■ **Entries supplied**:
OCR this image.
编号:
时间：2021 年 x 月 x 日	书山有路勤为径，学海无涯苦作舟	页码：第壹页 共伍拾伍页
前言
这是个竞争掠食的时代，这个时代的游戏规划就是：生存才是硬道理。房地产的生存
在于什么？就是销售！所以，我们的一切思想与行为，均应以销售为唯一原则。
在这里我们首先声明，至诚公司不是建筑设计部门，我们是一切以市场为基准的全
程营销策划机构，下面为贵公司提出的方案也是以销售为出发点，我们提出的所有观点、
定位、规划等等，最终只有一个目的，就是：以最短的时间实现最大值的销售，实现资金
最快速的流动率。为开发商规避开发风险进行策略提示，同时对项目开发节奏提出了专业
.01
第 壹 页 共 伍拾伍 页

■ **Exercise goal**: Quote all of the entries exactly as they appear.

■ **Solution for this exercise**:
OCR this image.
编号:
时间：2021 年 x 月 x 日	书山有路勤为径，学海无涯苦作舟	页码：第壹页 共伍拾伍页
前言
这是个竞争掠食的时代，这个时代的游戏规划就是：生存才是硬道理。房地产的生存
在于什么？就是销售！所以，我们的一切思想与行为，均应以销售为唯一原则。
在这里我们首先声明，至诚公司不是建筑设计部门，我们是一切以市场为基准的全
程营销策划机构，下面为贵公司提出的方案也是以销售为出发点，我们提出的所有观点、
定位、规划等等，最终只有一个目的，就是：以最短的时间实现最大值的销售，实现资金
最快速的流动率。为开发商规避开发风险进行策略提示，同时对项目开发节奏提出了专业
.01
第 壹 页 共 伍拾伍 页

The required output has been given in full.